■ **Your tasks**:
A - List every NBA team named in the basketball passage.
B - According to the basketball passage, what did Kedrick Brown and Joseph Forte put on in the Boston locker room after the loss to the Mavericks?
C - Carry on the basketball passage from its final sentence.

■ **Provided text**:
=== Begin Enclosure ===

Alas, the Lakers-Celtics rivalry will never match the intensity
it had in the 1980s, and not merely because Pierce was wearing,
as he spoke inside the arena, a baseball cap emblazoned with an
interlocking LA. That's nothing: After a 26-point loss to the
Mavericks on March 29, Celtics rookies Kedrick Brown and Joseph
Forte dressed--in the Boston locker room, a hundred yards from the
parquet floor--in vintage Magic Johnson jerseys.

In today's NBA the words sung by Kermit the Frog say it best:
"It's not that easy being green/Having to spend each day the
color of the leaves/When you think it could be nicer to be red or
yellow or gold." Pierce grew up wanting to be yellow, and Celtics
forward Antoine Walker, who was raised in Chicago, wanted to be
red. Said 'Toine, "I was a Bulls fan back in the day." But Pierce
and Walker became green, and the highest-scoring tandem in
basketball after the Lakers' ShoBe monster, Shaquille O'Neal and
Kobe Bryant. Understandably the Celtics All-Stars weary of
comparisons with various Boston ghosts, one of whom--Timberwolves
vice president Kevin McHale--said of the duo, "They couldn't carry
Larry Bird's jockstrap around."

=== End Enclosure ===

■ **Record set**:
=== Begin Enclosure ===

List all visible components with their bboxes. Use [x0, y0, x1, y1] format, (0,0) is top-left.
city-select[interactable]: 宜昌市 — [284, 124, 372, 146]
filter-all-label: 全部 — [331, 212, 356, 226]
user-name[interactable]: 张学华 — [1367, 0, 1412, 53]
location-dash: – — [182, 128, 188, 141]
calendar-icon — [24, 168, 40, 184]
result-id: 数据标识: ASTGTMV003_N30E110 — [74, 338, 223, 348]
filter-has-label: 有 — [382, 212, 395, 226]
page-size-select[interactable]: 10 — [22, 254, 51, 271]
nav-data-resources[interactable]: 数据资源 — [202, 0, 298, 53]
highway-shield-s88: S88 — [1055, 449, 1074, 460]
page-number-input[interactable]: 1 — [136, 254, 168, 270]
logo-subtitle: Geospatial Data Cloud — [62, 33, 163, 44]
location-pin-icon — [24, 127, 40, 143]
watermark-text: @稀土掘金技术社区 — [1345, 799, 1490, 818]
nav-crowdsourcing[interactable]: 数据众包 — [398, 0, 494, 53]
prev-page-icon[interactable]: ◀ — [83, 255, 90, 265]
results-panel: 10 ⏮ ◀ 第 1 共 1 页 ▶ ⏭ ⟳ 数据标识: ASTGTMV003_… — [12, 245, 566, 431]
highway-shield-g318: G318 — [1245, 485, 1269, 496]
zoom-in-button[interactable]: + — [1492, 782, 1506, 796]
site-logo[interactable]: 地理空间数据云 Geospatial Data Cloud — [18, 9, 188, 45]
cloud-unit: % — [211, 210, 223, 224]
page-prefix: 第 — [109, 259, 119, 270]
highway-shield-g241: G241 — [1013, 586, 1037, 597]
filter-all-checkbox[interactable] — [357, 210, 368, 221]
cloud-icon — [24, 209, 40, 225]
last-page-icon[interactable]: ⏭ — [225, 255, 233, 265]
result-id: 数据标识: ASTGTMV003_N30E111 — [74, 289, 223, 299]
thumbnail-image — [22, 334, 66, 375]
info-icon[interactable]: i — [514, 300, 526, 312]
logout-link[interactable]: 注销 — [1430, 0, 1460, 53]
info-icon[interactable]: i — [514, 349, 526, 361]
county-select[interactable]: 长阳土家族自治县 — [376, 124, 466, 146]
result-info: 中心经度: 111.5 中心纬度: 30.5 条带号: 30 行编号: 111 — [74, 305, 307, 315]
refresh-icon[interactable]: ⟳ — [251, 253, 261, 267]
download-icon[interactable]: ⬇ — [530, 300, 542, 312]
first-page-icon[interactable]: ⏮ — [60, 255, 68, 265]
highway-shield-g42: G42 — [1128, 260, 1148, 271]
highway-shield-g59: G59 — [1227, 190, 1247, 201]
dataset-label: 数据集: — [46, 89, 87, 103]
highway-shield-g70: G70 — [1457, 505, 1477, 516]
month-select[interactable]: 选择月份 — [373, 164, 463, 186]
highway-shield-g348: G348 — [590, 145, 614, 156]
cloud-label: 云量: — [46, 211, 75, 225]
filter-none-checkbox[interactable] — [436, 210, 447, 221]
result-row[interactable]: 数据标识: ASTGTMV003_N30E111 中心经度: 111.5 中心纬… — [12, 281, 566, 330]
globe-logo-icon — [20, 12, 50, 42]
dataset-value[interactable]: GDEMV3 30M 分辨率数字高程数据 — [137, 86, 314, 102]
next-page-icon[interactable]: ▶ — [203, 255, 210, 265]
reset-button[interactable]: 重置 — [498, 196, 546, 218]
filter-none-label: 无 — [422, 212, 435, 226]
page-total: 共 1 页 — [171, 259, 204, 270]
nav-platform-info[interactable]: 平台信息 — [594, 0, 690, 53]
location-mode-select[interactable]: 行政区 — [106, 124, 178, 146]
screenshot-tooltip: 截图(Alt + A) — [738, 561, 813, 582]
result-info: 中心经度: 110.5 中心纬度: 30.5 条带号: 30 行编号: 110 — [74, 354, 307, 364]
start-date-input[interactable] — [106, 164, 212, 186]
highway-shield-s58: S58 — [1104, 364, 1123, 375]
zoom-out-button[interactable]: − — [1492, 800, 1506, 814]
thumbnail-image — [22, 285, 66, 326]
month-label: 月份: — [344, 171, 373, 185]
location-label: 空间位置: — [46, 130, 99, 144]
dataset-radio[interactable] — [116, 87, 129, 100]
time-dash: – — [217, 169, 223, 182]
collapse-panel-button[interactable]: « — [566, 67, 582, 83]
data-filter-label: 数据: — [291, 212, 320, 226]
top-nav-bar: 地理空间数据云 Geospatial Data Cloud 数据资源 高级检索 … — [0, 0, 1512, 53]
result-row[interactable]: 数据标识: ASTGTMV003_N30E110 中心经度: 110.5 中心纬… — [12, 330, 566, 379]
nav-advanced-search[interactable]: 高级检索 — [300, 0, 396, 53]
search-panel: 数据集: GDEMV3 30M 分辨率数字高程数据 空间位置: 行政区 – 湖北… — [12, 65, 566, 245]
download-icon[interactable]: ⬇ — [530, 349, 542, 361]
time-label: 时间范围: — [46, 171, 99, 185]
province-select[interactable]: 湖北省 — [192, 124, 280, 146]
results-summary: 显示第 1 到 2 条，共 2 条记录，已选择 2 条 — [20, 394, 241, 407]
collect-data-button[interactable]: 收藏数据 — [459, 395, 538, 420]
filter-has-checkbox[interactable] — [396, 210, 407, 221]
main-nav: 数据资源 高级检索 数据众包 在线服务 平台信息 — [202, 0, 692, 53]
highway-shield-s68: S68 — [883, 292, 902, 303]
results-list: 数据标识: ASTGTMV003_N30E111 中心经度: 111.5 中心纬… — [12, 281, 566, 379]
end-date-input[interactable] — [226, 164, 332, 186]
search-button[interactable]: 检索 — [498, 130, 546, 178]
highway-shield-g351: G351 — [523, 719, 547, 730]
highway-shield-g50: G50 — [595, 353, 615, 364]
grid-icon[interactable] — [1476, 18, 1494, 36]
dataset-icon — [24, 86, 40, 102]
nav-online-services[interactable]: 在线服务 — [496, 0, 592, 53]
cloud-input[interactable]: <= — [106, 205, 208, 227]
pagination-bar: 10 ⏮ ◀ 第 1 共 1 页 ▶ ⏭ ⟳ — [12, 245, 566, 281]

=== End Enclosure ===

■ **Answers to the exercise**:
A - Lakers, Celtics, Mavericks, Bulls, Timberwolves

B - Vintage Magic Johnson jerseys.

C -
Who can? And so what? Boston last week clinched a playoff spot
for the first time in seven years, and they'd already beaten the
Lakers in Los Angeles in February. So when the Lakers came to
Causeway Street, the Celtics played their most emotionally
charged game in the better part of a decade. The region's two
most famous lawyers attended--Harvard Law School professor Alan
Dershowitz and Patriots safety Lawyer Milloy--as did ex-Celt Bob
Cousy; ex-Bruin Cam Neely; Jamie-Lynn Sigler, the actress who
plays Meadow Soprano (in a Celtics jacket); and the basketball
player Rebecca Lobo (in a Red Sox jersey). It was a roll call of
everyone who is wicked-famous in New England, save No-mah.

Then came an echo of the 1980s. With 2:25 left in the first
quarter and the Celtics leading 20-13, a faintly familiar sound
went up in the FleetCenter: "Beat L.A.!" Like a cheer unheard
since high school, it instantly brought you back. "That was
great," said veteran Celtics forward Eric Williams. "That was the
first time I got to hear that live, to be a part of that. I felt
it."

The chant intensified as Kobe missed shot after shot after shot.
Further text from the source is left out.